Task requirements: Leave the pictures out and print every record below exactly as it stands.
[Start Task material]
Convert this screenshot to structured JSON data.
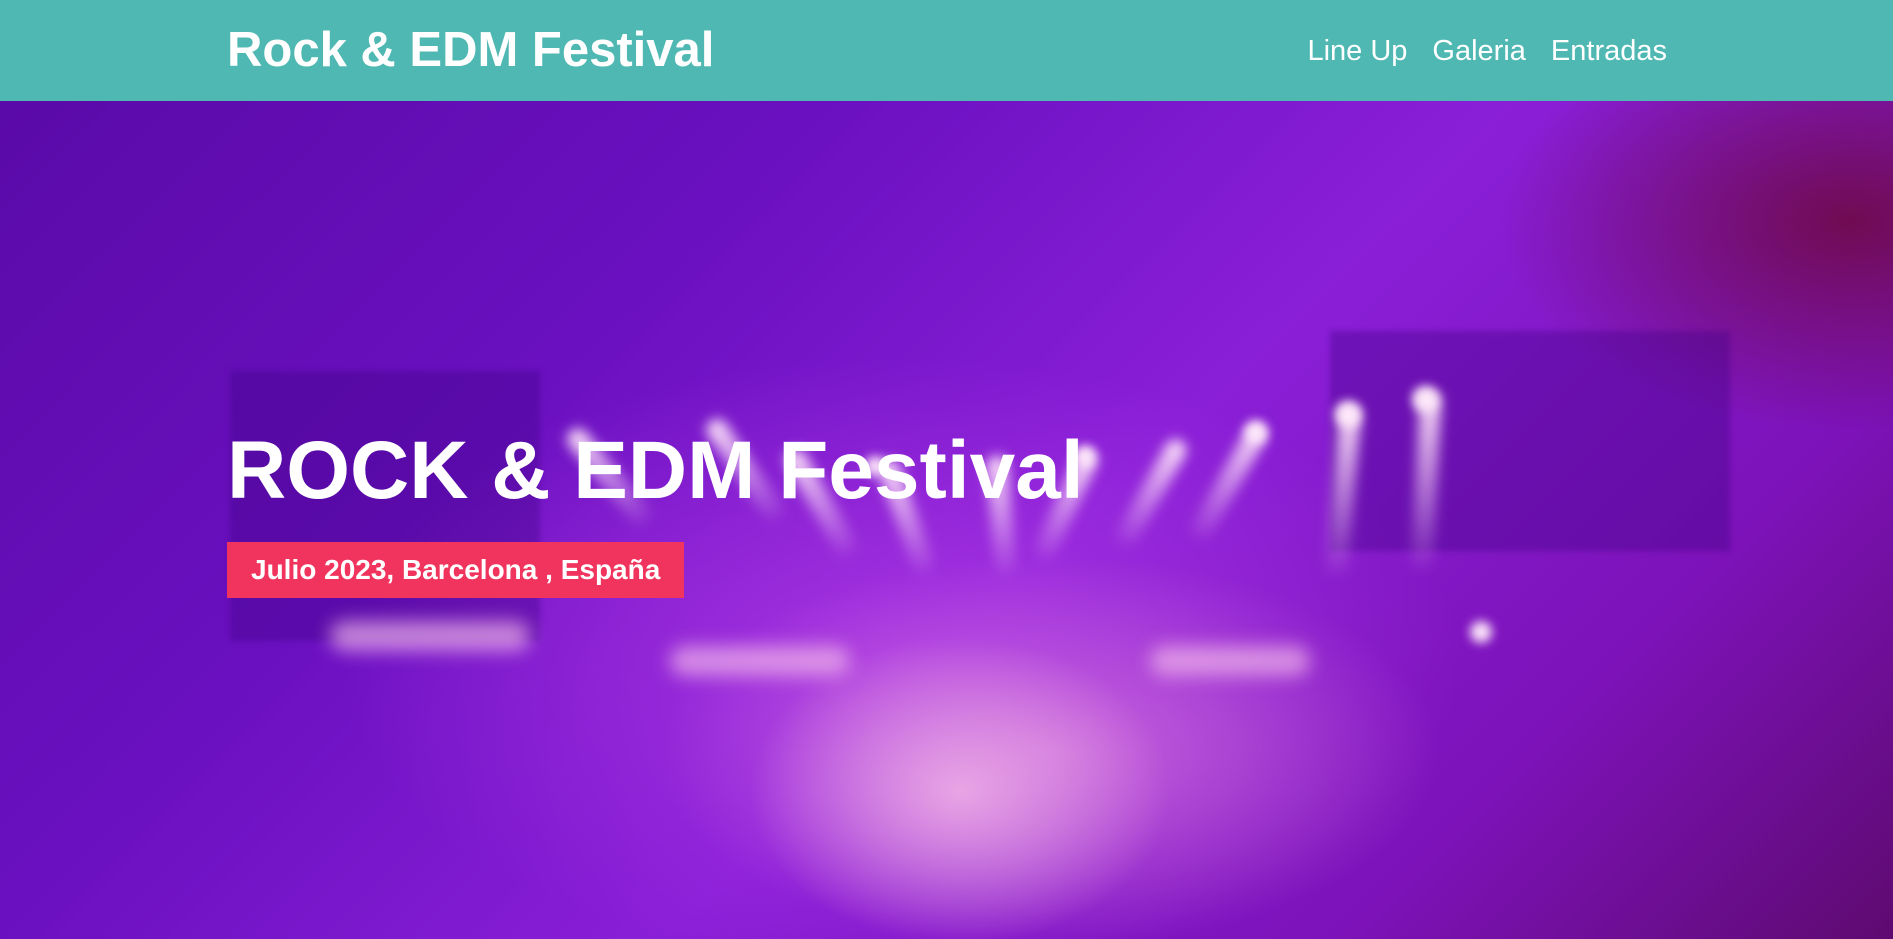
{
  "header": {
    "logo": "Rock & EDM Festival",
    "nav": [
      {
        "label": "Line Up"
      },
      {
        "label": "Galeria"
      },
      {
        "label": "Entradas"
      }
    ]
  },
  "hero": {
    "title": "ROCK & EDM Festival",
    "subtitle": "Julio 2023, Barcelona , España",
    "background_image": "concert-stage-lights"
  },
  "colors": {
    "header_bg": "#4fb8b3",
    "badge_bg": "#f0345d",
    "hero_tint": "#7a18d0",
    "text": "#ffffff"
  }
}
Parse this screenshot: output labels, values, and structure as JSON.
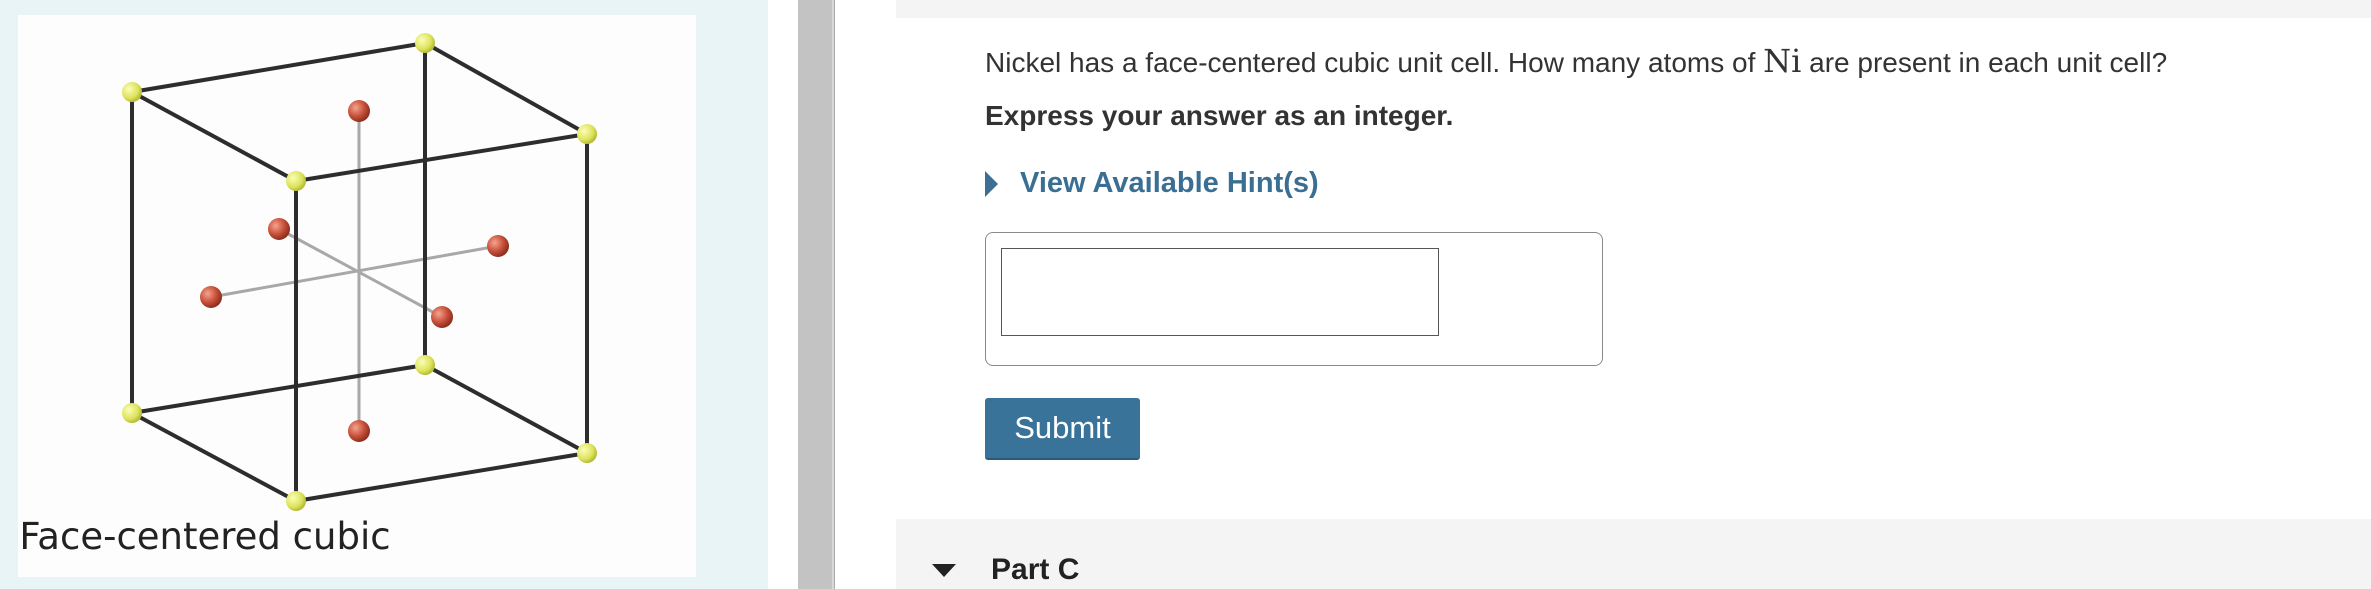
[End Task material]
Output below:
Convert this screenshot to structured JSON data.
{
  "header": {
    "logo": "Rock & EDM Festival",
    "nav": [
      {
        "label": "Line Up"
      },
      {
        "label": "Galeria"
      },
      {
        "label": "Entradas"
      }
    ]
  },
  "hero": {
    "title": "ROCK & EDM Festival",
    "subtitle": "Julio 2023, Barcelona , España",
    "background_image": "concert-stage-lights"
  },
  "colors": {
    "header_bg": "#4fb8b3",
    "badge_bg": "#f0345d",
    "hero_tint": "#7a18d0",
    "text": "#ffffff"
  }
}
Parse this screenshot: output labels, values, and structure as JSON.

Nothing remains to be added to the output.